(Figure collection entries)
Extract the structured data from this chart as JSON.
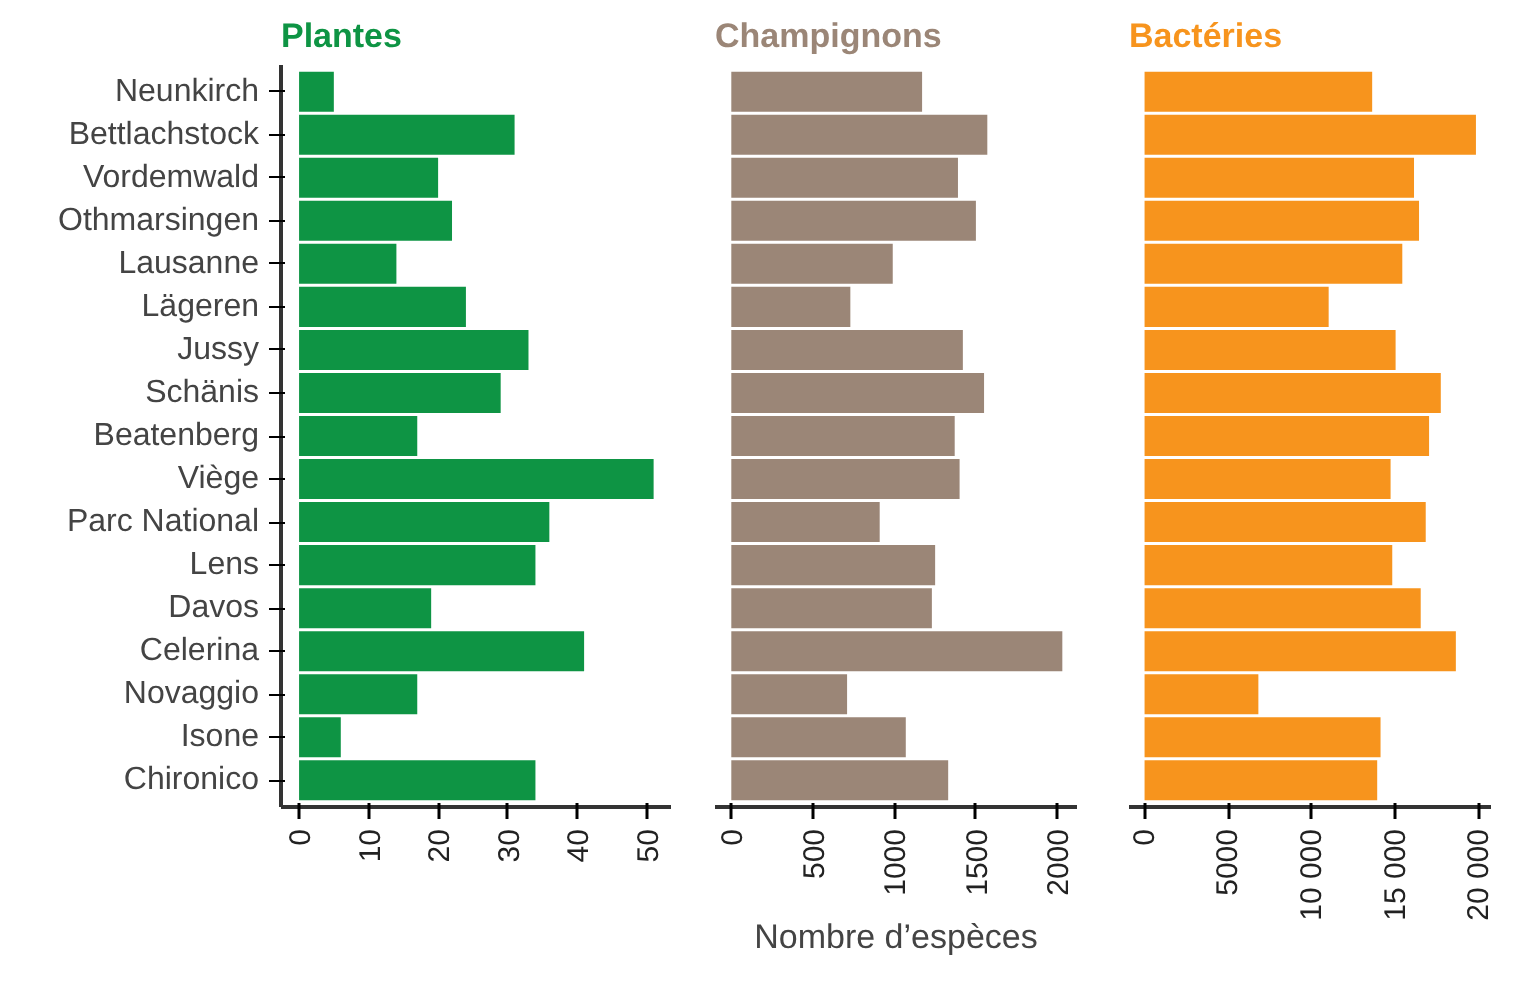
{
  "chart_data": [
    {
      "type": "bar",
      "orientation": "horizontal",
      "title": "Plantes",
      "categories": [
        "Neunkirch",
        "Bettlachstock",
        "Vordemwald",
        "Othmarsingen",
        "Lausanne",
        "Lägeren",
        "Jussy",
        "Schänis",
        "Beatenberg",
        "Viège",
        "Parc National",
        "Lens",
        "Davos",
        "Celerina",
        "Novaggio",
        "Isone",
        "Chironico"
      ],
      "values": [
        5,
        31,
        20,
        22,
        14,
        24,
        33,
        29,
        17,
        51,
        36,
        34,
        19,
        41,
        17,
        6,
        34
      ],
      "color": "#0e9444",
      "xlim": [
        -2.6,
        53.5
      ],
      "xticks": [
        0,
        10,
        20,
        30,
        40,
        50
      ],
      "grid": false
    },
    {
      "type": "bar",
      "orientation": "horizontal",
      "title": "Champignons",
      "xlabel": "Nombre d’espèces",
      "categories": [
        null,
        null,
        null,
        null,
        null,
        null,
        null,
        null,
        null,
        null,
        null,
        null,
        null,
        null,
        null,
        null,
        null
      ],
      "values": [
        1170,
        1570,
        1390,
        1500,
        990,
        730,
        1420,
        1550,
        1370,
        1400,
        910,
        1250,
        1230,
        2030,
        710,
        1070,
        1330
      ],
      "color": "#9b8677",
      "xlim": [
        -100,
        2120
      ],
      "xticks": [
        0,
        500,
        1000,
        1500,
        2000
      ],
      "grid": false,
      "tick_labels": "x"
    },
    {
      "type": "bar",
      "orientation": "horizontal",
      "title": "Bactéries",
      "categories": [
        null,
        null,
        null,
        null,
        null,
        null,
        null,
        null,
        null,
        null,
        null,
        null,
        null,
        null,
        null,
        null,
        null
      ],
      "values": [
        13600,
        19800,
        16100,
        16400,
        15400,
        11000,
        15000,
        17700,
        17000,
        14700,
        16800,
        14800,
        16500,
        18600,
        6800,
        14100,
        13900
      ],
      "color": "#f7941d",
      "xlim": [
        -930,
        20700
      ],
      "xticks": [
        0,
        {
          "value": 5000,
          "label": "5000"
        },
        {
          "value": 10000,
          "label": "10 000"
        },
        {
          "value": 15000,
          "label": "15 000"
        },
        {
          "value": 20000,
          "label": "20 000"
        }
      ],
      "grid": false,
      "tick_labels": "x"
    }
  ]
}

▸ **Work required**: Note how many lines in the listing above hold the string "color", then give only that figure.

▸ **Reply to the task**: 3